A Steel bolt having nominal Diameter of 20 mm and a pitch of 2.5 mm

(Pitch is the distance from thread to thread in the axial direction), and an aliminium tube,

40 mm OD by 22 mm ID, act as a spacer for two plates. The distance between the two plates is 0.35 m. The nut is pulled snug and then given a one-third additional turn. Find the resulting stress in the bolt and in the tube, neglecting the deformation of the plates

(The correct answers are 241 MPa and -86.3 MPa

## Homework Equations

[itex]\tau[/itex] = Shear Stress, [itex]\lambda[/itex] = Shear Strain

σ = F/A, ε = Elongation/Origional Length, σ = Modulus of Elasticity x ε

Elongation = (Force x Length) / (AE), v = -Lateral Strain/axial Strain

E = 2G(1 + v), ε1 = σ1/E - vσ2/E, σ1 = (E(ε1 + vε2))/(1-vxv)

[itex]\tau[/itex] = G[itex]\lambda[/itex]

**For Uniaxial Stress**

ϵ1 = (σ1/E), ε2 = -v*ε1, ε2 = -v*ε1,

**For Biaxial stress**

ϵ1 = (σ1/E) -(v.σ2/E)

Records from a dataset:
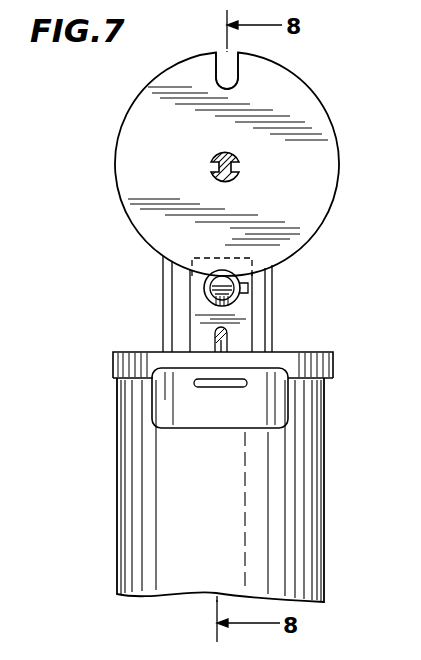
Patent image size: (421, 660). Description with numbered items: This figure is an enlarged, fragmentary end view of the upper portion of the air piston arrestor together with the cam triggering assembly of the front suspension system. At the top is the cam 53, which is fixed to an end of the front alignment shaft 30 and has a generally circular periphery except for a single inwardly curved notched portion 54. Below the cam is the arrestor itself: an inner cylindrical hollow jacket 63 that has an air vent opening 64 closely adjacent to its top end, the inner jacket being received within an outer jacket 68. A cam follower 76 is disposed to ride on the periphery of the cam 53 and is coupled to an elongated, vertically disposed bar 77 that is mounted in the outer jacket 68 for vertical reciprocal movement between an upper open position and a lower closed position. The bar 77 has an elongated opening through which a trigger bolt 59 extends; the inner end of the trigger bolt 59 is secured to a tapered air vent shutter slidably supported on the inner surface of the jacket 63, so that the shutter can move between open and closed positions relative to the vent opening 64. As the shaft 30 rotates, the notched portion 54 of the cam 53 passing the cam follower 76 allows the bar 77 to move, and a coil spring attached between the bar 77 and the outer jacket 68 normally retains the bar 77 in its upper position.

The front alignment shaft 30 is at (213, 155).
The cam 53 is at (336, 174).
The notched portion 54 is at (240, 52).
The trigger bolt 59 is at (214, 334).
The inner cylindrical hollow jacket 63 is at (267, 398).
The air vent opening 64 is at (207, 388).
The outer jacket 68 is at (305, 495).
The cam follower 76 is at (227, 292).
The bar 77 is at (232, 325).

==

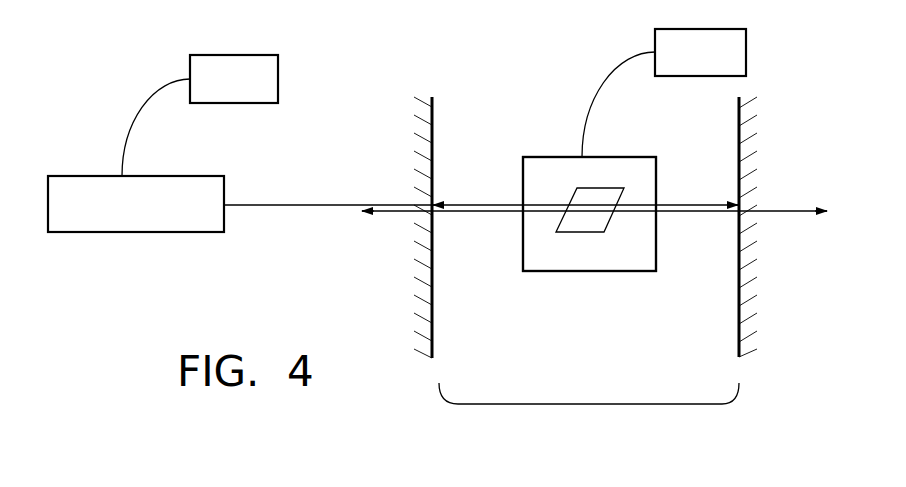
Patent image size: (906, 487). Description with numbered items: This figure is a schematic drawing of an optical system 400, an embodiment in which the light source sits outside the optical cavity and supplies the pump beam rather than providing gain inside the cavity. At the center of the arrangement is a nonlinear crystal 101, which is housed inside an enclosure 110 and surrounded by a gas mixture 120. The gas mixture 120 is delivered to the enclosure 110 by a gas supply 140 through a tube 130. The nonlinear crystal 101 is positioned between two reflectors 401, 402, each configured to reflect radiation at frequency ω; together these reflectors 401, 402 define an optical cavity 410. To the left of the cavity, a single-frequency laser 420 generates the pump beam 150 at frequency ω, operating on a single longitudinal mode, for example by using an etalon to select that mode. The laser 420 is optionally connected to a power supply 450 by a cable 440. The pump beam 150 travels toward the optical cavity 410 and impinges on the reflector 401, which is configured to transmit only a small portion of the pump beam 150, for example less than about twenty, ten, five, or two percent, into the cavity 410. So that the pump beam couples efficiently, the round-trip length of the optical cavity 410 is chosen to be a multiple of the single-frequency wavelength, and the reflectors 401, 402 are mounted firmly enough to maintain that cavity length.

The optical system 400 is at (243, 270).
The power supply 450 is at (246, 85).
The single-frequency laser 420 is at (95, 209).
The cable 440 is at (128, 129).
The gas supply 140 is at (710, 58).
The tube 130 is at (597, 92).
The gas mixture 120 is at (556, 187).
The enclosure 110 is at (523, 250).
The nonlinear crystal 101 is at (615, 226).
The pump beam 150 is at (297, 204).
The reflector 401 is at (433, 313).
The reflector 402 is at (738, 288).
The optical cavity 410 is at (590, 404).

---

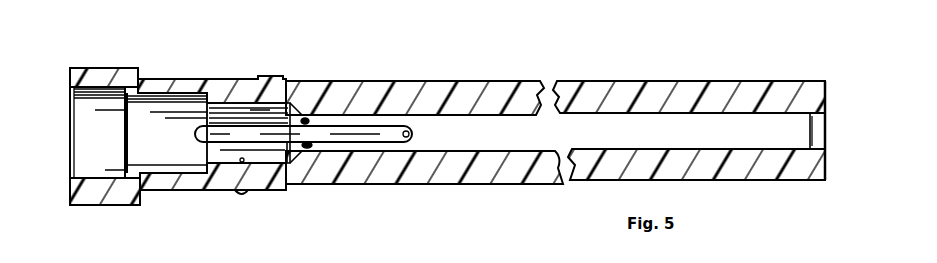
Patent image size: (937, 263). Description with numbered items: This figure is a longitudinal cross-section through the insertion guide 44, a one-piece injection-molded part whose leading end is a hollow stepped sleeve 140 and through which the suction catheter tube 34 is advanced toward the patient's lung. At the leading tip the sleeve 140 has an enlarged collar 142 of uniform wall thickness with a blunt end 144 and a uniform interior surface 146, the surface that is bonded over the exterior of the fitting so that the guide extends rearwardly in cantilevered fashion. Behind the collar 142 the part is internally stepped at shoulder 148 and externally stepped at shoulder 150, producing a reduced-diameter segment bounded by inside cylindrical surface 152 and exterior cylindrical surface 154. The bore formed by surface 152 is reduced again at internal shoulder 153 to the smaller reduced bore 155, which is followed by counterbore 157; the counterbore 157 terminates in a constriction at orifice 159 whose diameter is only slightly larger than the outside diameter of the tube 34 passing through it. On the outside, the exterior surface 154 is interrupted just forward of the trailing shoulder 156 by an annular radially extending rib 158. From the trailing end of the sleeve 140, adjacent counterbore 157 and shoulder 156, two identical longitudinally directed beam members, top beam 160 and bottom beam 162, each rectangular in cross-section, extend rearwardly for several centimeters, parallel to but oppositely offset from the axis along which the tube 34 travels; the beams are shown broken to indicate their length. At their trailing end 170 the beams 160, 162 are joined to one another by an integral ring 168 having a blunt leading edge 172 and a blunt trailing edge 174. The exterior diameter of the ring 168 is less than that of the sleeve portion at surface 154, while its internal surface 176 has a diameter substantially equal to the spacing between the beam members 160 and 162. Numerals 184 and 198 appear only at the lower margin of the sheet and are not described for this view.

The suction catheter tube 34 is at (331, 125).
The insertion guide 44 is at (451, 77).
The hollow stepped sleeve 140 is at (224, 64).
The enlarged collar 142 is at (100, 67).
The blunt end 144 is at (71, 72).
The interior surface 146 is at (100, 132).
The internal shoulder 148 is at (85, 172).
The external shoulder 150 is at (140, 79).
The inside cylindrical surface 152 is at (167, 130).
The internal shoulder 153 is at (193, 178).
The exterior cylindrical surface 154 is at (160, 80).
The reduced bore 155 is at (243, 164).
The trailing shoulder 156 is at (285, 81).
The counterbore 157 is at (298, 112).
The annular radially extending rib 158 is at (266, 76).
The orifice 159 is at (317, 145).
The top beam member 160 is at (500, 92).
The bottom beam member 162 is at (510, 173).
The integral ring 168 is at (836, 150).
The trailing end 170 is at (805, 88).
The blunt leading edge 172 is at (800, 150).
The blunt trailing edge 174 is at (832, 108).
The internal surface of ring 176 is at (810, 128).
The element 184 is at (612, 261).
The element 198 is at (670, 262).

## [Written instruction 1]
Copy the lines of the records starting at the line containing "Patent image size: (421, 660)." and ending at the line containing "The bar 77 is at (232, 325).".
## [Written instruction 2]
Continue the text about the steel bolt and aluminum tube problem from the point where it stops.
The records are unrelated to the text.

## [Written response 1]
Patent image size: (421, 660). Description with numbered items: This figure is an enlarged, fragmentary end view of the upper portion of the air piston arrestor together with the cam triggering assembly of the front suspension system. At the top is the cam 53, which is fixed to an end of the front alignment shaft 30 and has a generally circular periphery except for a single inwardly curved notched portion 54. Below the cam is the arrestor itself: an inner cylindrical hollow jacket 63 that has an air vent opening 64 closely adjacent to its top end, the inner jacket being received within an outer jacket 68. A cam follower 76 is disposed to ride on the periphery of the cam 53 and is coupled to an elongated, vertically disposed bar 77 that is mounted in the outer jacket 68 for vertical reciprocal movement between an upper open position and a lower closed position. The bar 77 has an elongated opening through which a trigger bolt 59 extends; the inner end of the trigger bolt 59 is secured to a tapered air vent shutter slidably supported on the inner surface of the jacket 63, so that the shutter can move between open and closed positions relative to the vent opening 64. As the shaft 30 rotates, the notched portion 54 of the cam 53 passing the cam follower 76 allows the bar 77 to move, and a coil spring attached between the bar 77 and the outer jacket 68 normally retains the bar 77 in its upper position.

The front alignment shaft 30 is at (213, 155).
The cam 53 is at (336, 174).
The notched portion 54 is at (240, 52).
The trigger bolt 59 is at (214, 334).
The inner cylindrical hollow jacket 63 is at (267, 398).
The air vent opening 64 is at (207, 388).
The outer jacket 68 is at (305, 495).
The cam follower 76 is at (227, 292).
The bar 77 is at (232, 325).

## [Written response 2]
ϵ2 = (σ2/E) -(v.σ1/E)

ϵ3 = v.(σ1/E) - v.(σ2/E)

**For Triaxial Stress**

ϵ1 = (σ1/E) -(v.σ2/E) -(v.σ3/E)

ϵ2 = (σ2/E) -(v.σ1/E) -(v.σ3/E)

ϵ3 = (σ3/E) -(v.σ1/E) -(v.σ2/E)

## The Attempt at a Solution

**Part A**

The steel bolt is in a state of uniaxial stress

ϵ1 = (σ1/E)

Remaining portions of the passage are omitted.